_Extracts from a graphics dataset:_

________________________

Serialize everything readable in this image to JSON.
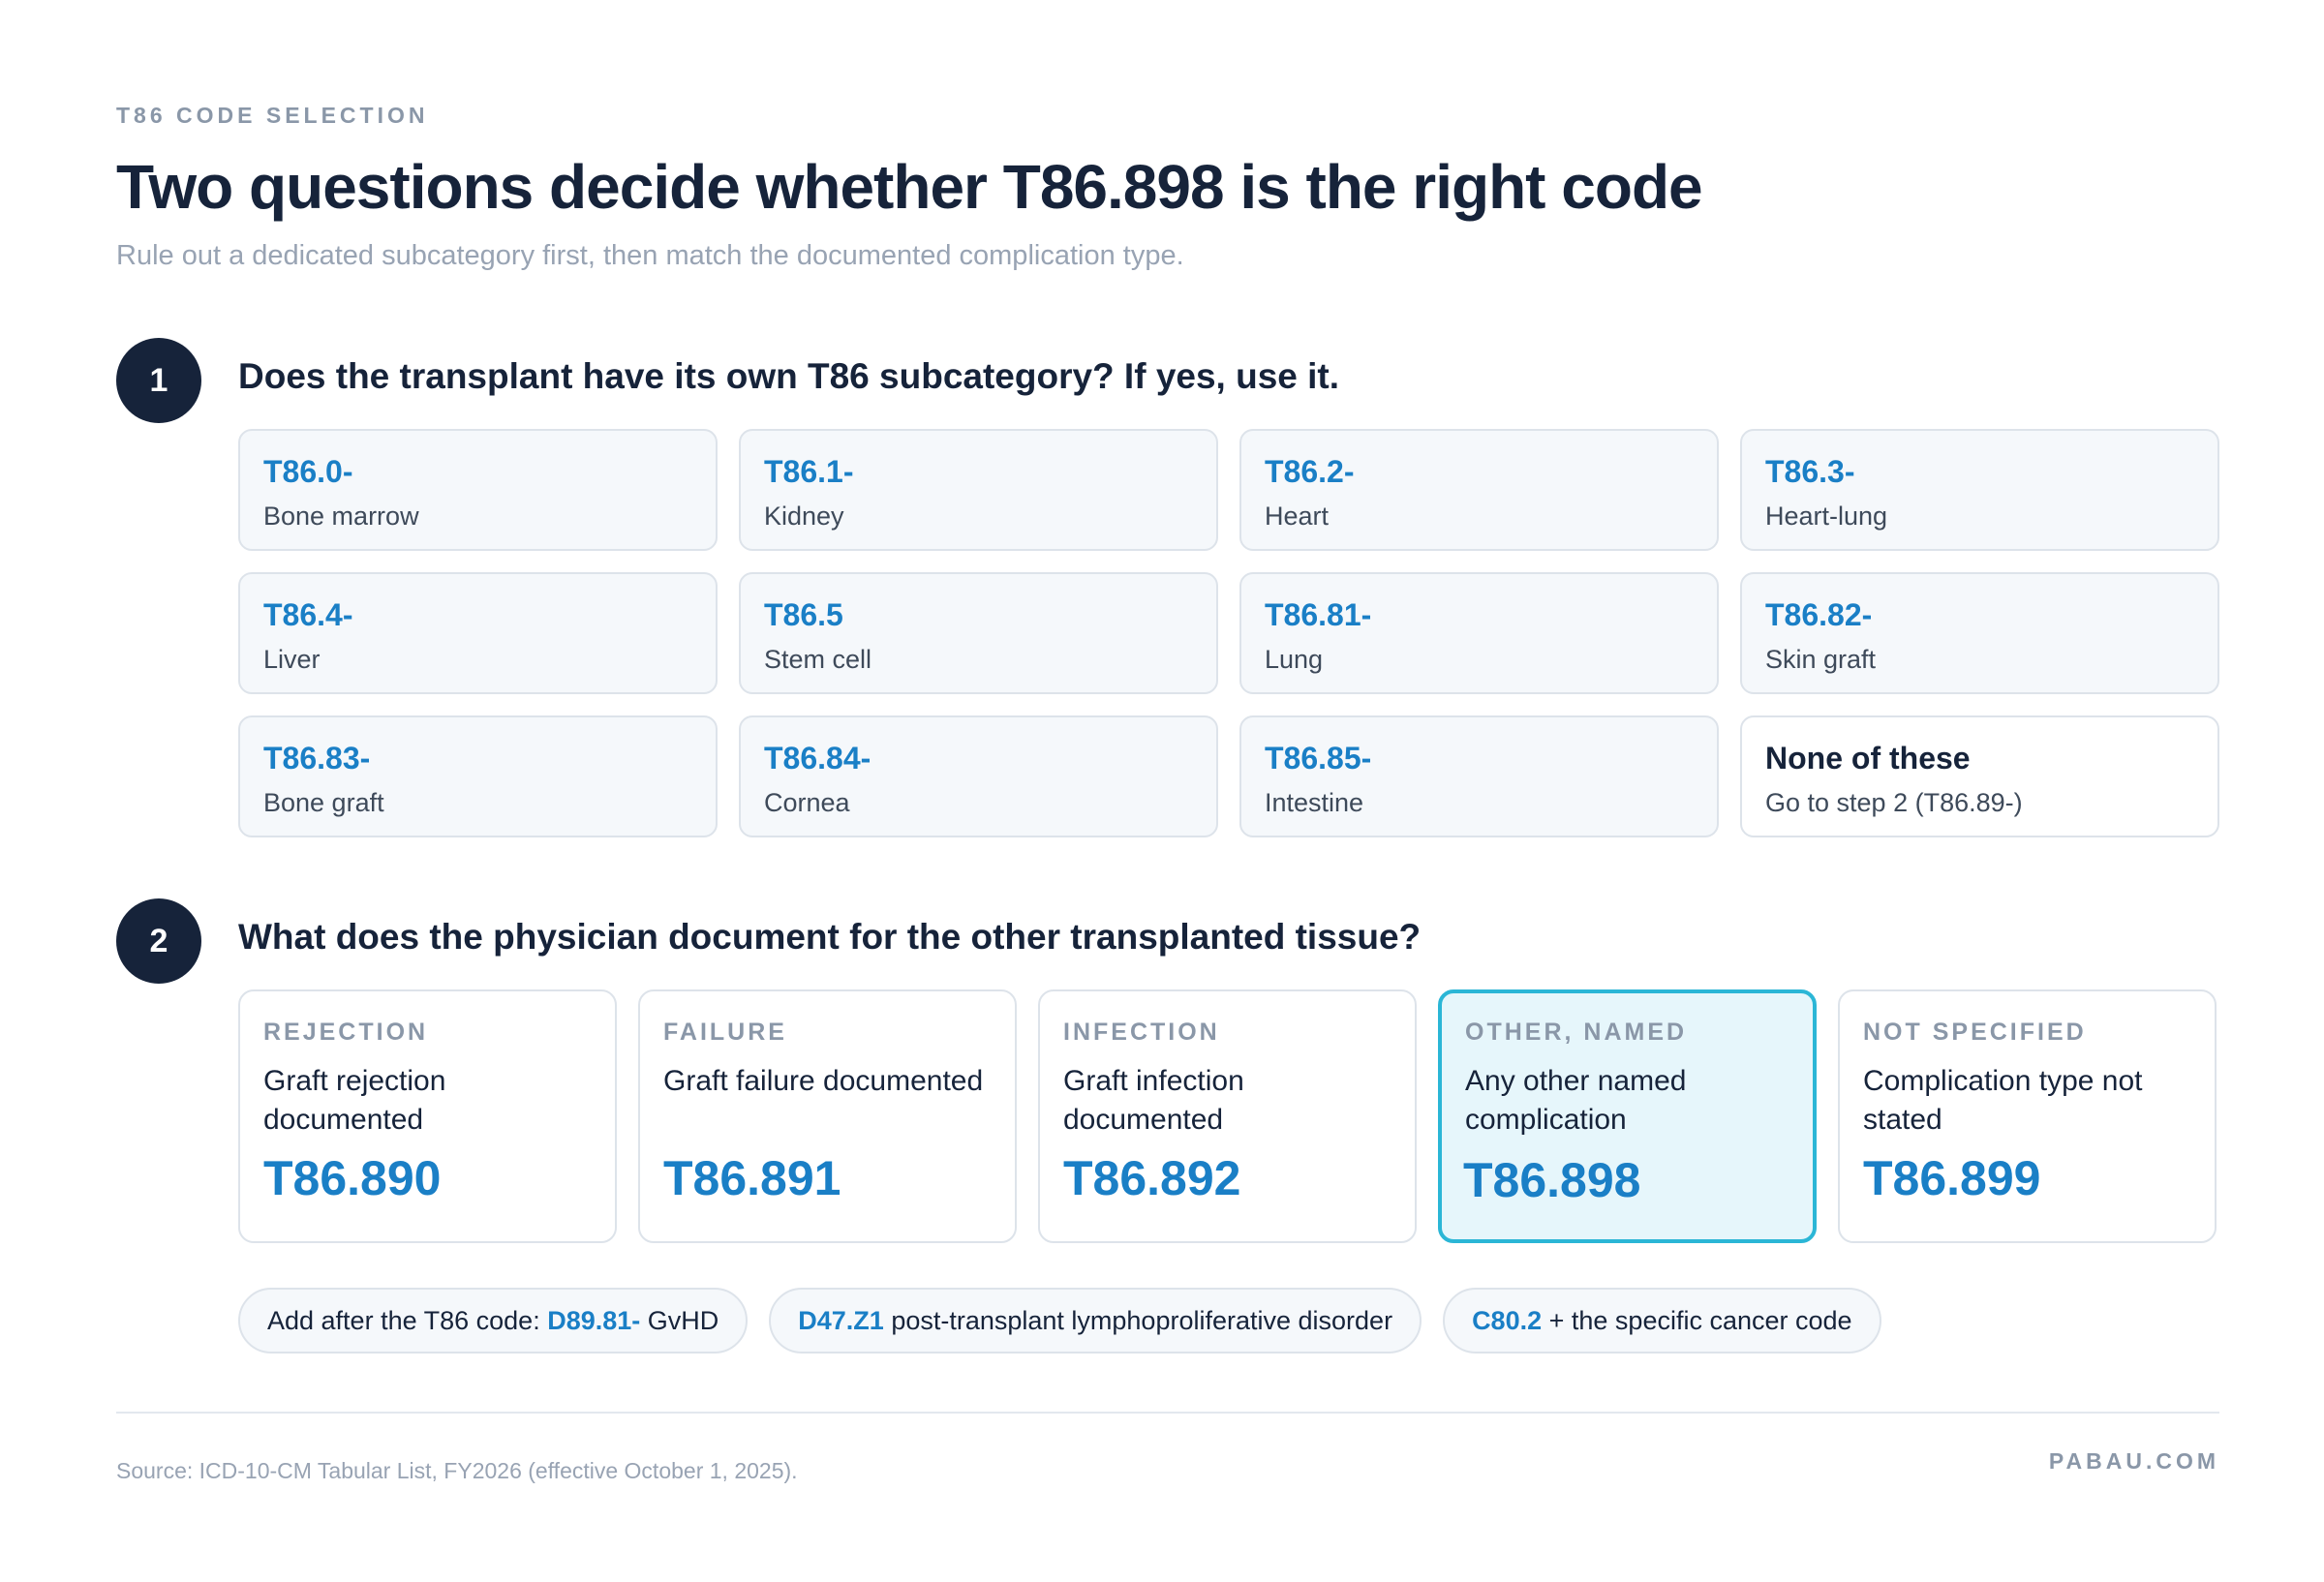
{
  "header": {
    "eyebrow": "T86 CODE SELECTION",
    "title": "Two questions decide whether T86.898 is the right code",
    "subtitle": "Rule out a dedicated subcategory first, then match the documented complication type."
  },
  "step1": {
    "number": "1",
    "question": "Does the transplant have its own T86 subcategory? If yes, use it.",
    "cards": [
      {
        "code": "T86.0-",
        "label": "Bone marrow"
      },
      {
        "code": "T86.1-",
        "label": "Kidney"
      },
      {
        "code": "T86.2-",
        "label": "Heart"
      },
      {
        "code": "T86.3-",
        "label": "Heart-lung"
      },
      {
        "code": "T86.4-",
        "label": "Liver"
      },
      {
        "code": "T86.5",
        "label": "Stem cell"
      },
      {
        "code": "T86.81-",
        "label": "Lung"
      },
      {
        "code": "T86.82-",
        "label": "Skin graft"
      },
      {
        "code": "T86.83-",
        "label": "Bone graft"
      },
      {
        "code": "T86.84-",
        "label": "Cornea"
      },
      {
        "code": "T86.85-",
        "label": "Intestine"
      },
      {
        "code": "None of these",
        "label": "Go to step 2 (T86.89-)"
      }
    ]
  },
  "step2": {
    "number": "2",
    "question": "What does the physician document for the other transplanted tissue?",
    "cards": [
      {
        "head": "REJECTION",
        "desc": "Graft rejection documented",
        "code": "T86.890"
      },
      {
        "head": "FAILURE",
        "desc": "Graft failure documented",
        "code": "T86.891"
      },
      {
        "head": "INFECTION",
        "desc": "Graft infection documented",
        "code": "T86.892"
      },
      {
        "head": "OTHER, NAMED",
        "desc": "Any other named complication",
        "code": "T86.898"
      },
      {
        "head": "NOT SPECIFIED",
        "desc": "Complication type not stated",
        "code": "T86.899"
      }
    ]
  },
  "pills": [
    {
      "prefix": "Add after the T86 code: ",
      "code": "D89.81-",
      "suffix": " GvHD"
    },
    {
      "prefix": "",
      "code": "D47.Z1",
      "suffix": " post-transplant lymphoproliferative disorder"
    },
    {
      "prefix": "",
      "code": "C80.2",
      "suffix": " + the specific cancer code"
    }
  ],
  "footer": {
    "source": "Source: ICD-10-CM Tabular List, FY2026 (effective October 1, 2025).",
    "brand": "PABAU.COM"
  },
  "colors": {
    "accent": "#1a7fc6",
    "highlight_border": "#2bb6d6",
    "highlight_bg": "#e6f6fb",
    "dark": "#16233a"
  }
}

________________________

_Task directions:_ From the listing above, print every entry precisely and drop the pictures.

_Correct result:_
Serialize everything readable in this image to JSON.
{
  "header": {
    "eyebrow": "T86 CODE SELECTION",
    "title": "Two questions decide whether T86.898 is the right code",
    "subtitle": "Rule out a dedicated subcategory first, then match the documented complication type."
  },
  "step1": {
    "number": "1",
    "question": "Does the transplant have its own T86 subcategory? If yes, use it.",
    "cards": [
      {
        "code": "T86.0-",
        "label": "Bone marrow"
      },
      {
        "code": "T86.1-",
        "label": "Kidney"
      },
      {
        "code": "T86.2-",
        "label": "Heart"
      },
      {
        "code": "T86.3-",
        "label": "Heart-lung"
      },
      {
        "code": "T86.4-",
        "label": "Liver"
      },
      {
        "code": "T86.5",
        "label": "Stem cell"
      },
      {
        "code": "T86.81-",
        "label": "Lung"
      },
      {
        "code": "T86.82-",
        "label": "Skin graft"
      },
      {
        "code": "T86.83-",
        "label": "Bone graft"
      },
      {
        "code": "T86.84-",
        "label": "Cornea"
      },
      {
        "code": "T86.85-",
        "label": "Intestine"
      },
      {
        "code": "None of these",
        "label": "Go to step 2 (T86.89-)"
      }
    ]
  },
  "step2": {
    "number": "2",
    "question": "What does the physician document for the other transplanted tissue?",
    "cards": [
      {
        "head": "REJECTION",
        "desc": "Graft rejection documented",
        "code": "T86.890"
      },
      {
        "head": "FAILURE",
        "desc": "Graft failure documented",
        "code": "T86.891"
      },
      {
        "head": "INFECTION",
        "desc": "Graft infection documented",
        "code": "T86.892"
      },
      {
        "head": "OTHER, NAMED",
        "desc": "Any other named complication",
        "code": "T86.898"
      },
      {
        "head": "NOT SPECIFIED",
        "desc": "Complication type not stated",
        "code": "T86.899"
      }
    ]
  },
  "pills": [
    {
      "prefix": "Add after the T86 code: ",
      "code": "D89.81-",
      "suffix": " GvHD"
    },
    {
      "prefix": "",
      "code": "D47.Z1",
      "suffix": " post-transplant lymphoproliferative disorder"
    },
    {
      "prefix": "",
      "code": "C80.2",
      "suffix": " + the specific cancer code"
    }
  ],
  "footer": {
    "source": "Source: ICD-10-CM Tabular List, FY2026 (effective October 1, 2025).",
    "brand": "PABAU.COM"
  },
  "colors": {
    "accent": "#1a7fc6",
    "highlight_border": "#2bb6d6",
    "highlight_bg": "#e6f6fb",
    "dark": "#16233a"
  }
}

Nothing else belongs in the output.